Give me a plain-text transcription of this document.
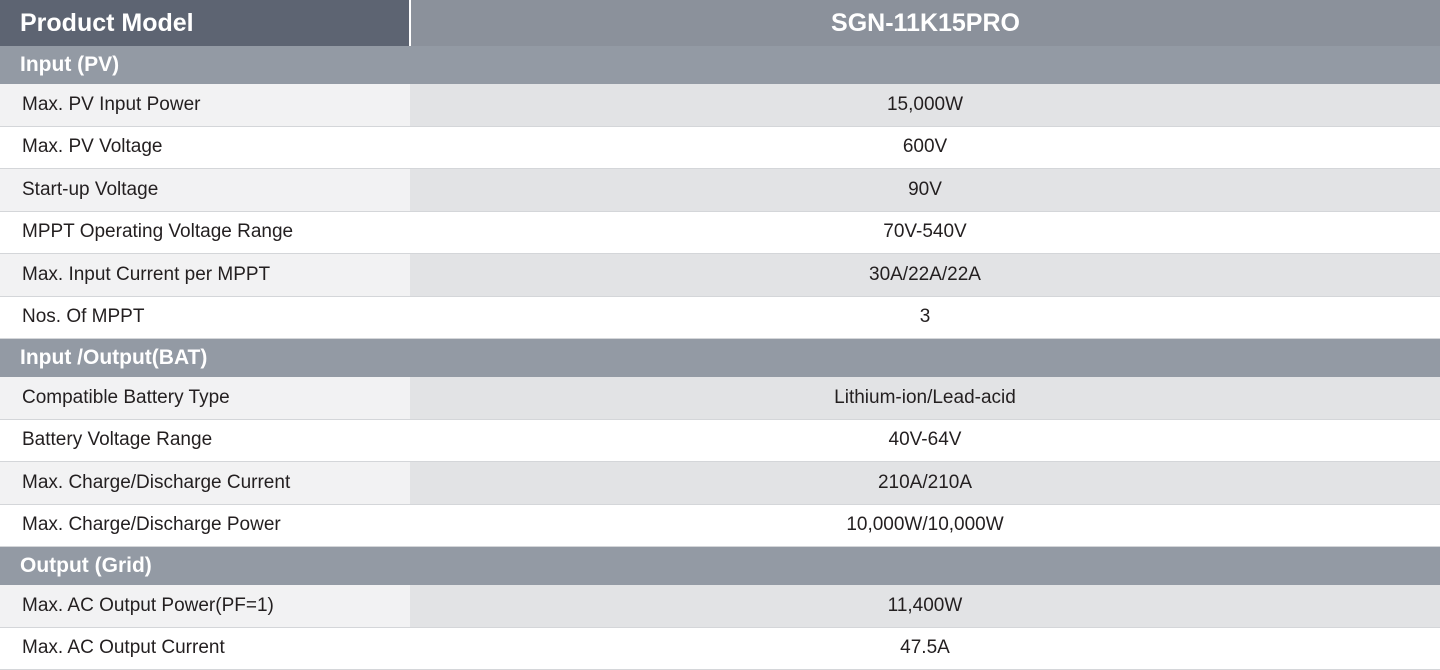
Product Model	SGN-11K15PRO
Input (PV)	
Max. PV Input Power	15,000W
Max. PV Voltage	600V
Start-up Voltage	90V
MPPT Operating Voltage Range	70V-540V
Max. Input Current per MPPT	30A/22A/22A
Nos. Of MPPT	3
Input /Output(BAT)	
Compatible Battery Type	Lithium-ion/Lead-acid
Battery Voltage Range	40V-64V
Max. Charge/Discharge Current	210A/210A
Max. Charge/Discharge Power	10,000W/10,000W
Output (Grid)	
Max. AC Output Power(PF=1)	11,400W
Max. AC Output Current	47.5A
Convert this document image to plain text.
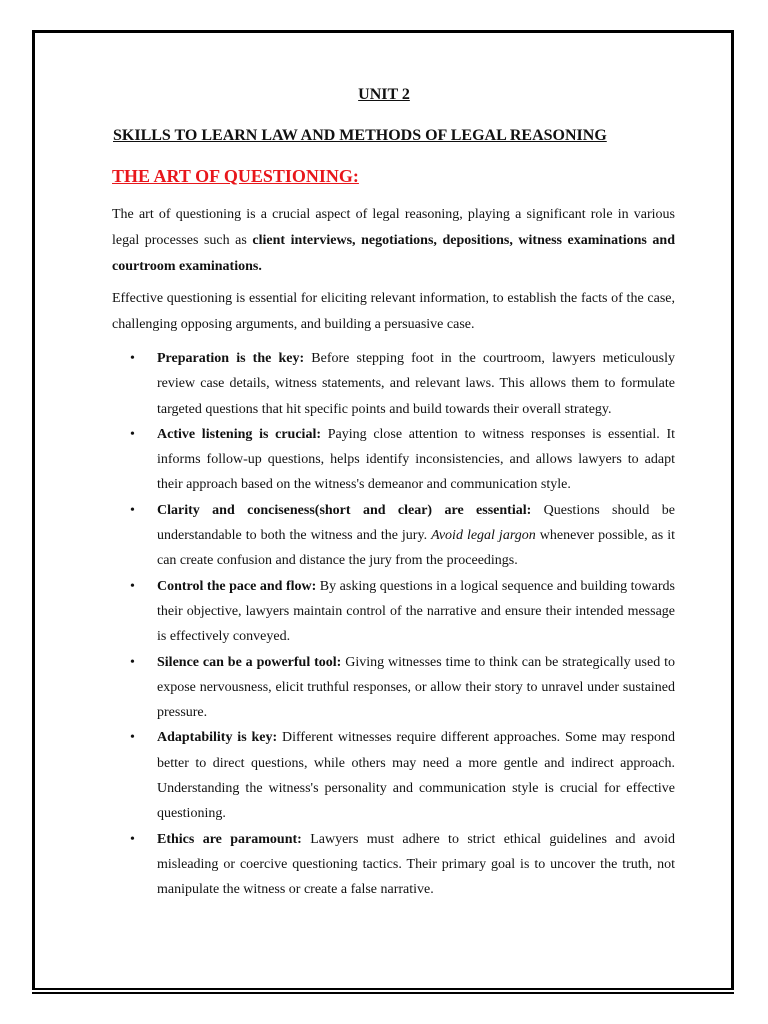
UNIT 2
SKILLS TO LEARN LAW AND METHODS OF LEGAL REASONING
THE ART OF QUESTIONING:

The art of questioning is a crucial aspect of legal reasoning, playing a significant role in various legal processes such as client interviews, negotiations, depositions, witness examinations and courtroom examinations.

Effective questioning is essential for eliciting relevant information, to establish the facts of the case, challenging opposing arguments, and building a persuasive case.

• Preparation is the key: Before stepping foot in the courtroom, lawyers meticulously review case details, witness statements, and relevant laws. This allows them to formulate targeted questions that hit specific points and build towards their overall strategy.
• Active listening is crucial: Paying close attention to witness responses is essential. It informs follow-up questions, helps identify inconsistencies, and allows lawyers to adapt their approach based on the witness's demeanor and communication style.
• Clarity and conciseness(short and clear) are essential: Questions should be understandable to both the witness and the jury. Avoid legal jargon whenever possible, as it can create confusion and distance the jury from the proceedings.
• Control the pace and flow: By asking questions in a logical sequence and building towards their objective, lawyers maintain control of the narrative and ensure their intended message is effectively conveyed.
• Silence can be a powerful tool: Giving witnesses time to think can be strategically used to expose nervousness, elicit truthful responses, or allow their story to unravel under sustained pressure.
• Adaptability is key: Different witnesses require different approaches. Some may respond better to direct questions, while others may need a more gentle and indirect approach. Understanding the witness's personality and communication style is crucial for effective questioning.
• Ethics are paramount: Lawyers must adhere to strict ethical guidelines and avoid misleading or coercive questioning tactics. Their primary goal is to uncover the truth, not manipulate the witness or create a false narrative.
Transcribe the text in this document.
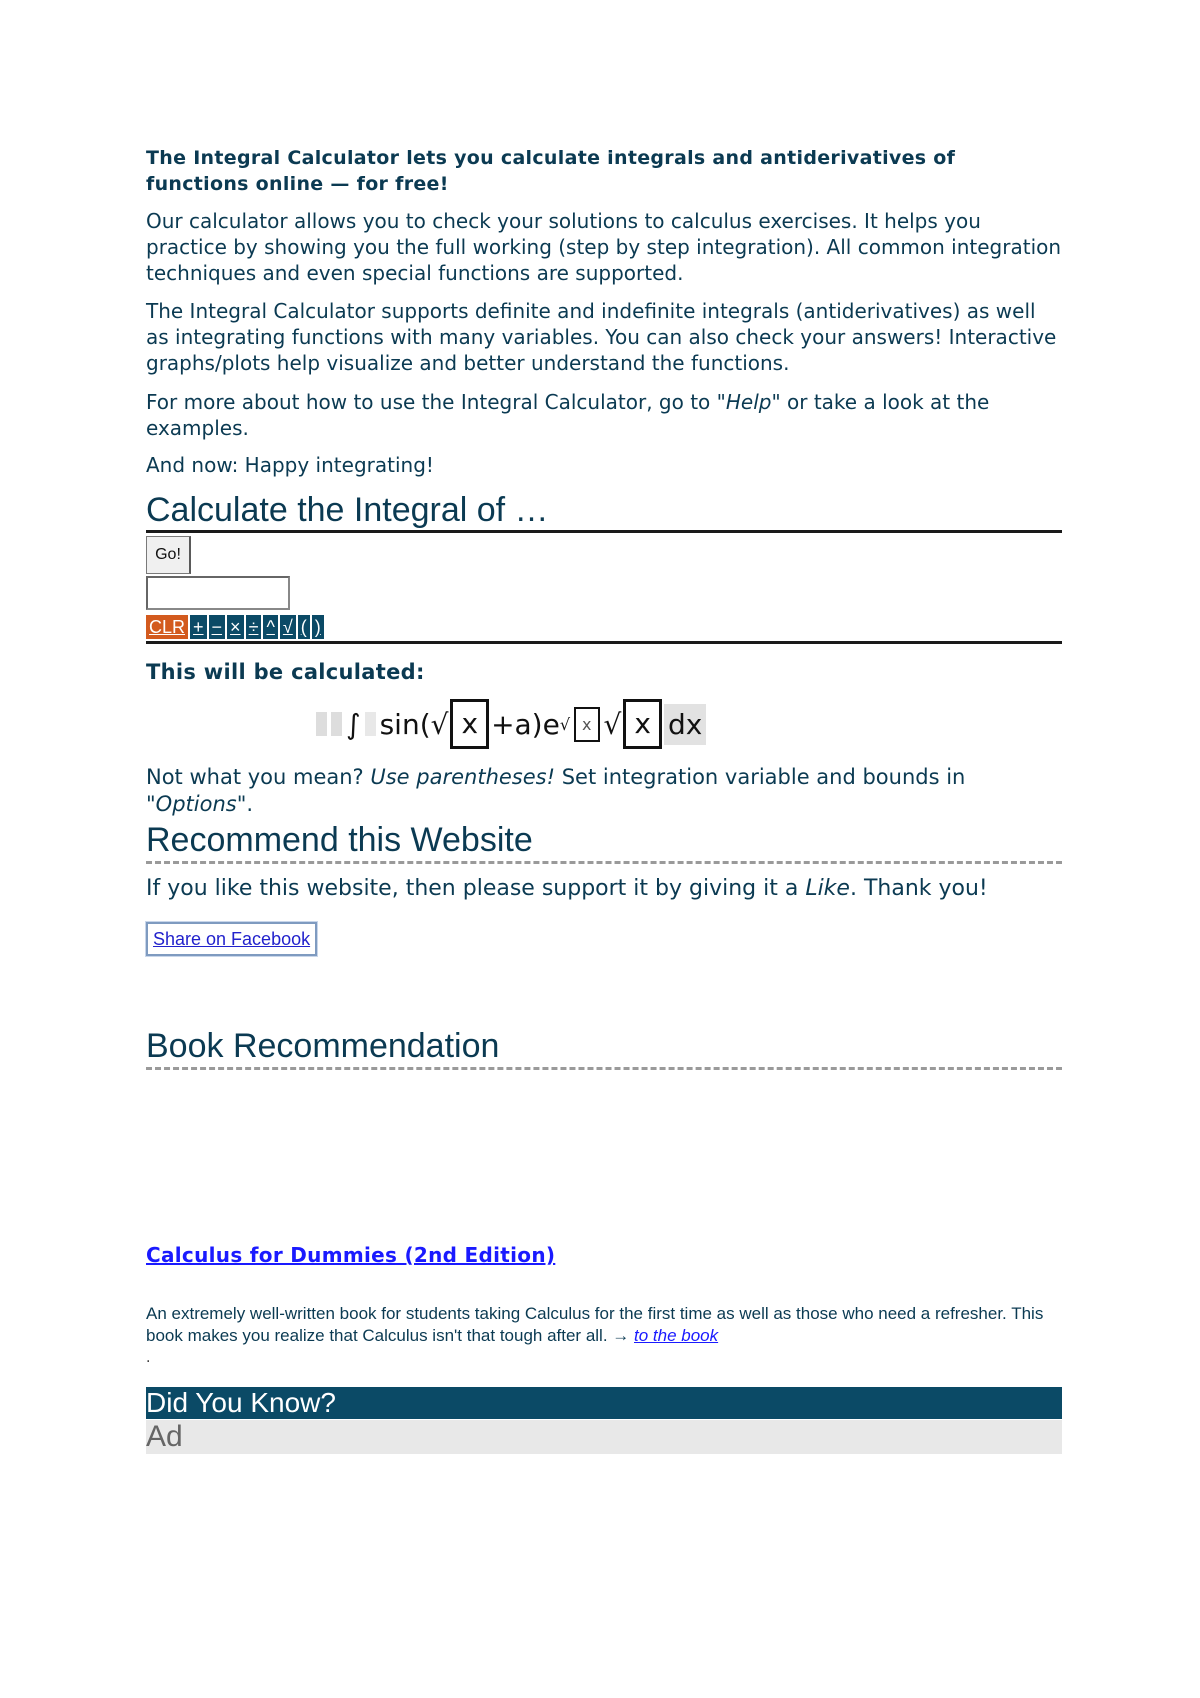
The Integral Calculator lets you calculate integrals and antiderivatives of functions online — for free!
Our calculator allows you to check your solutions to calculus exercises. It helps you practice by showing you the full working (step by step integration). All common integration techniques and even special functions are supported.
The Integral Calculator supports definite and indefinite integrals (antiderivatives) as well as integrating functions with many variables. You can also check your answers! Interactive graphs/plots help visualize and better understand the functions.
For more about how to use the Integral Calculator, go to "Help" or take a look at the examples.
And now: Happy integrating!
Calculate the Integral of …
Go!
CLR + − × ÷ ^ √ ( )
This will be calculated:
∫ sin(√ x +a)e √ x √ x dx
Not what you mean? Use parentheses! Set integration variable and bounds in "Options".
Recommend this Website
If you like this website, then please support it by giving it a Like. Thank you!
Share on Facebook
Book Recommendation
Calculus for Dummies (2nd Edition)
An extremely well-written book for students taking Calculus for the first time as well as those who need a refresher. This book makes you realize that Calculus isn't that tough after all. → to the book
.
Did You Know?
Ad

■ What you have to do ■
Without the pictures, copy the material exactly as given.

■ Written answer ■
Give me a plain-text transcription of this document.
Product Model	SGN-11K15PRO
Input (PV)	
Max. PV Input Power	15,000W
Max. PV Voltage	600V
Start-up Voltage	90V
MPPT Operating Voltage Range	70V-540V
Max. Input Current per MPPT	30A/22A/22A
Nos. Of MPPT	3
Input /Output(BAT)	
Compatible Battery Type	Lithium-ion/Lead-acid
Battery Voltage Range	40V-64V
Max. Charge/Discharge Current	210A/210A
Max. Charge/Discharge Power	10,000W/10,000W
Output (Grid)	
Max. AC Output Power(PF=1)	11,400W
Max. AC Output Current	47.5A
Convert this document image to plain text.
UNIT 2
SKILLS TO LEARN LAW AND METHODS OF LEGAL REASONING
THE ART OF QUESTIONING:

The art of questioning is a crucial aspect of legal reasoning, playing a significant role in various legal processes such as client interviews, negotiations, depositions, witness examinations and courtroom examinations.

Effective questioning is essential for eliciting relevant information, to establish the facts of the case, challenging opposing arguments, and building a persuasive case.

• Preparation is the key: Before stepping foot in the courtroom, lawyers meticulously review case details, witness statements, and relevant laws. This allows them to formulate targeted questions that hit specific points and build towards their overall strategy.
• Active listening is crucial: Paying close attention to witness responses is essential. It informs follow-up questions, helps identify inconsistencies, and allows lawyers to adapt their approach based on the witness's demeanor and communication style.
• Clarity and conciseness(short and clear) are essential: Questions should be understandable to both the witness and the jury. Avoid legal jargon whenever possible, as it can create confusion and distance the jury from the proceedings.
• Control the pace and flow: By asking questions in a logical sequence and building towards their objective, lawyers maintain control of the narrative and ensure their intended message is effectively conveyed.
• Silence can be a powerful tool: Giving witnesses time to think can be strategically used to expose nervousness, elicit truthful responses, or allow their story to unravel under sustained pressure.
• Adaptability is key: Different witnesses require different approaches. Some may respond better to direct questions, while others may need a more gentle and indirect approach. Understanding the witness's personality and communication style is crucial for effective questioning.
• Ethics are paramount: Lawyers must adhere to strict ethical guidelines and avoid misleading or coercive questioning tactics. Their primary goal is to uncover the truth, not manipulate the witness or create a false narrative.
Transcribe the text in this document.
The Integral Calculator lets you calculate integrals and antiderivatives of functions online — for free!
Our calculator allows you to check your solutions to calculus exercises. It helps you practice by showing you the full working (step by step integration). All common integration techniques and even special functions are supported.
The Integral Calculator supports definite and indefinite integrals (antiderivatives) as well as integrating functions with many variables. You can also check your answers! Interactive graphs/plots help visualize and better understand the functions.
For more about how to use the Integral Calculator, go to "Help" or take a look at the examples.
And now: Happy integrating!
Calculate the Integral of …
Go!
CLR + − × ÷ ^ √ ( )
This will be calculated:
∫ sin(√ x +a)e √ x √ x dx
Not what you mean? Use parentheses! Set integration variable and bounds in "Options".
Recommend this Website
If you like this website, then please support it by giving it a Like. Thank you!
Share on Facebook
Book Recommendation
Calculus for Dummies (2nd Edition)
An extremely well-written book for students taking Calculus for the first time as well as those who need a refresher. This book makes you realize that Calculus isn't that tough after all. → to the book
.
Did You Know?
Ad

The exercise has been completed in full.